>> Begin Records shown

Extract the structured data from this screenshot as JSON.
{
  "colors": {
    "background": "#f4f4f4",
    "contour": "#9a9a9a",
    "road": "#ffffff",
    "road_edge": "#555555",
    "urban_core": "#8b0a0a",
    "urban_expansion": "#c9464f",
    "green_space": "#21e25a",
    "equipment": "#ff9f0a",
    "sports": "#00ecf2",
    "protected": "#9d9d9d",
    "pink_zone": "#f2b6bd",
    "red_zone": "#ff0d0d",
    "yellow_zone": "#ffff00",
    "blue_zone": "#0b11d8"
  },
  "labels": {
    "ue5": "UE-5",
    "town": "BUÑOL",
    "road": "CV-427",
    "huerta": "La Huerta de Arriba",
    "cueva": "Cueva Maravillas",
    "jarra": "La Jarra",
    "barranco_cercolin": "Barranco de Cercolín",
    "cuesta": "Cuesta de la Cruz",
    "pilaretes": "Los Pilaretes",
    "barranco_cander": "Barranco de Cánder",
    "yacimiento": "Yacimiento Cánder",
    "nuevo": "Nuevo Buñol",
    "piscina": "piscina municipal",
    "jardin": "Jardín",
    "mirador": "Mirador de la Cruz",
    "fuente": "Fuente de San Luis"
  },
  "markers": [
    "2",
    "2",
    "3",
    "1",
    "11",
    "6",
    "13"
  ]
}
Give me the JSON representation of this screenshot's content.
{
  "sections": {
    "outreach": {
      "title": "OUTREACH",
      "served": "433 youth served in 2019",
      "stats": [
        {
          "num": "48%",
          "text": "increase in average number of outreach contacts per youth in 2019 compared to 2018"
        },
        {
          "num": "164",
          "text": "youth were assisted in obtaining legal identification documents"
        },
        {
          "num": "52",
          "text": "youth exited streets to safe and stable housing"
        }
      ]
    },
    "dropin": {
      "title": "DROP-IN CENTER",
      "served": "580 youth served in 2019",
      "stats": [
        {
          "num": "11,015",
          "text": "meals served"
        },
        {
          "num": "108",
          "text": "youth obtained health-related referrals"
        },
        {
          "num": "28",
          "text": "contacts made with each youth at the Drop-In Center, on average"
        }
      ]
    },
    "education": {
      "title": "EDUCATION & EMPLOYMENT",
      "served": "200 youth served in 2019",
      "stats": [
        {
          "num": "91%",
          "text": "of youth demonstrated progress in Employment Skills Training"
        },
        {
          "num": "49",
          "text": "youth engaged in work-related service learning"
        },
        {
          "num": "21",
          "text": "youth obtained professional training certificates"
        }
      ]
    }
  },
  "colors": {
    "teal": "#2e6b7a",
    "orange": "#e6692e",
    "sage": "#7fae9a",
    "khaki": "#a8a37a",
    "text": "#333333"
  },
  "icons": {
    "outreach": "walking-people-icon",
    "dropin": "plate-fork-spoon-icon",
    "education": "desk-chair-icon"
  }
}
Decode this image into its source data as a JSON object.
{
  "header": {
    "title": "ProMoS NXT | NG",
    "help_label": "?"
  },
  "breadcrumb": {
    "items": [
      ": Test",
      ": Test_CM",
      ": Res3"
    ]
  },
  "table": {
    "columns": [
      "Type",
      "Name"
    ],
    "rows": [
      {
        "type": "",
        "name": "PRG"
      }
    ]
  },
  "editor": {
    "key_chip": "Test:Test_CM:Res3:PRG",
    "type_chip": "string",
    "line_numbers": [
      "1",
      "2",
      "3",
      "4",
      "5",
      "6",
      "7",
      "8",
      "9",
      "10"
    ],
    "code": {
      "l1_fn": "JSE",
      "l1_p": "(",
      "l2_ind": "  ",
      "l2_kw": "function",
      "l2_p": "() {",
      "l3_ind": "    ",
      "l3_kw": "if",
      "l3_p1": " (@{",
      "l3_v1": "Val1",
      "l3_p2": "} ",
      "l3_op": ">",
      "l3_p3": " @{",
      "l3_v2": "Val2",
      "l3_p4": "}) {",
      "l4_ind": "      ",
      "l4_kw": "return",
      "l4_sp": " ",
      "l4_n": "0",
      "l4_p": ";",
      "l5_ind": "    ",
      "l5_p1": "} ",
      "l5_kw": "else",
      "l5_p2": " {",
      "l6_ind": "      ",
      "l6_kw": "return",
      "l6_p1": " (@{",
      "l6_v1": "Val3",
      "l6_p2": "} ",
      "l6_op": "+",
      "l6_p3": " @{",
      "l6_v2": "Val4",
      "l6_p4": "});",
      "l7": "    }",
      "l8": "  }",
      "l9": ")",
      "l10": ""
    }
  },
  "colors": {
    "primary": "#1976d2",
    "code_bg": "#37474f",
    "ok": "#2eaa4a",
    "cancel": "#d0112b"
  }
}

>> End Records shown

The request –
Would you reproduce the material above in full, exactly as given?

Response below –
Extract the structured data from this screenshot as JSON.
{
  "colors": {
    "background": "#f4f4f4",
    "contour": "#9a9a9a",
    "road": "#ffffff",
    "road_edge": "#555555",
    "urban_core": "#8b0a0a",
    "urban_expansion": "#c9464f",
    "green_space": "#21e25a",
    "equipment": "#ff9f0a",
    "sports": "#00ecf2",
    "protected": "#9d9d9d",
    "pink_zone": "#f2b6bd",
    "red_zone": "#ff0d0d",
    "yellow_zone": "#ffff00",
    "blue_zone": "#0b11d8"
  },
  "labels": {
    "ue5": "UE-5",
    "town": "BUÑOL",
    "road": "CV-427",
    "huerta": "La Huerta de Arriba",
    "cueva": "Cueva Maravillas",
    "jarra": "La Jarra",
    "barranco_cercolin": "Barranco de Cercolín",
    "cuesta": "Cuesta de la Cruz",
    "pilaretes": "Los Pilaretes",
    "barranco_cander": "Barranco de Cánder",
    "yacimiento": "Yacimiento Cánder",
    "nuevo": "Nuevo Buñol",
    "piscina": "piscina municipal",
    "jardin": "Jardín",
    "mirador": "Mirador de la Cruz",
    "fuente": "Fuente de San Luis"
  },
  "markers": [
    "2",
    "2",
    "3",
    "1",
    "11",
    "6",
    "13"
  ]
}
Give me the JSON representation of this screenshot's content.
{
  "sections": {
    "outreach": {
      "title": "OUTREACH",
      "served": "433 youth served in 2019",
      "stats": [
        {
          "num": "48%",
          "text": "increase in average number of outreach contacts per youth in 2019 compared to 2018"
        },
        {
          "num": "164",
          "text": "youth were assisted in obtaining legal identification documents"
        },
        {
          "num": "52",
          "text": "youth exited streets to safe and stable housing"
        }
      ]
    },
    "dropin": {
      "title": "DROP-IN CENTER",
      "served": "580 youth served in 2019",
      "stats": [
        {
          "num": "11,015",
          "text": "meals served"
        },
        {
          "num": "108",
          "text": "youth obtained health-related referrals"
        },
        {
          "num": "28",
          "text": "contacts made with each youth at the Drop-In Center, on average"
        }
      ]
    },
    "education": {
      "title": "EDUCATION & EMPLOYMENT",
      "served": "200 youth served in 2019",
      "stats": [
        {
          "num": "91%",
          "text": "of youth demonstrated progress in Employment Skills Training"
        },
        {
          "num": "49",
          "text": "youth engaged in work-related service learning"
        },
        {
          "num": "21",
          "text": "youth obtained professional training certificates"
        }
      ]
    }
  },
  "colors": {
    "teal": "#2e6b7a",
    "orange": "#e6692e",
    "sage": "#7fae9a",
    "khaki": "#a8a37a",
    "text": "#333333"
  },
  "icons": {
    "outreach": "walking-people-icon",
    "dropin": "plate-fork-spoon-icon",
    "education": "desk-chair-icon"
  }
}
Decode this image into its source data as a JSON object.
{
  "header": {
    "title": "ProMoS NXT | NG",
    "help_label": "?"
  },
  "breadcrumb": {
    "items": [
      ": Test",
      ": Test_CM",
      ": Res3"
    ]
  },
  "table": {
    "columns": [
      "Type",
      "Name"
    ],
    "rows": [
      {
        "type": "",
        "name": "PRG"
      }
    ]
  },
  "editor": {
    "key_chip": "Test:Test_CM:Res3:PRG",
    "type_chip": "string",
    "line_numbers": [
      "1",
      "2",
      "3",
      "4",
      "5",
      "6",
      "7",
      "8",
      "9",
      "10"
    ],
    "code": {
      "l1_fn": "JSE",
      "l1_p": "(",
      "l2_ind": "  ",
      "l2_kw": "function",
      "l2_p": "() {",
      "l3_ind": "    ",
      "l3_kw": "if",
      "l3_p1": " (@{",
      "l3_v1": "Val1",
      "l3_p2": "} ",
      "l3_op": ">",
      "l3_p3": " @{",
      "l3_v2": "Val2",
      "l3_p4": "}) {",
      "l4_ind": "      ",
      "l4_kw": "return",
      "l4_sp": " ",
      "l4_n": "0",
      "l4_p": ";",
      "l5_ind": "    ",
      "l5_p1": "} ",
      "l5_kw": "else",
      "l5_p2": " {",
      "l6_ind": "      ",
      "l6_kw": "return",
      "l6_p1": " (@{",
      "l6_v1": "Val3",
      "l6_p2": "} ",
      "l6_op": "+",
      "l6_p3": " @{",
      "l6_v2": "Val4",
      "l6_p4": "});",
      "l7": "    }",
      "l8": "  }",
      "l9": ")",
      "l10": ""
    }
  },
  "colors": {
    "primary": "#1976d2",
    "code_bg": "#37474f",
    "ok": "#2eaa4a",
    "cancel": "#d0112b"
  }
}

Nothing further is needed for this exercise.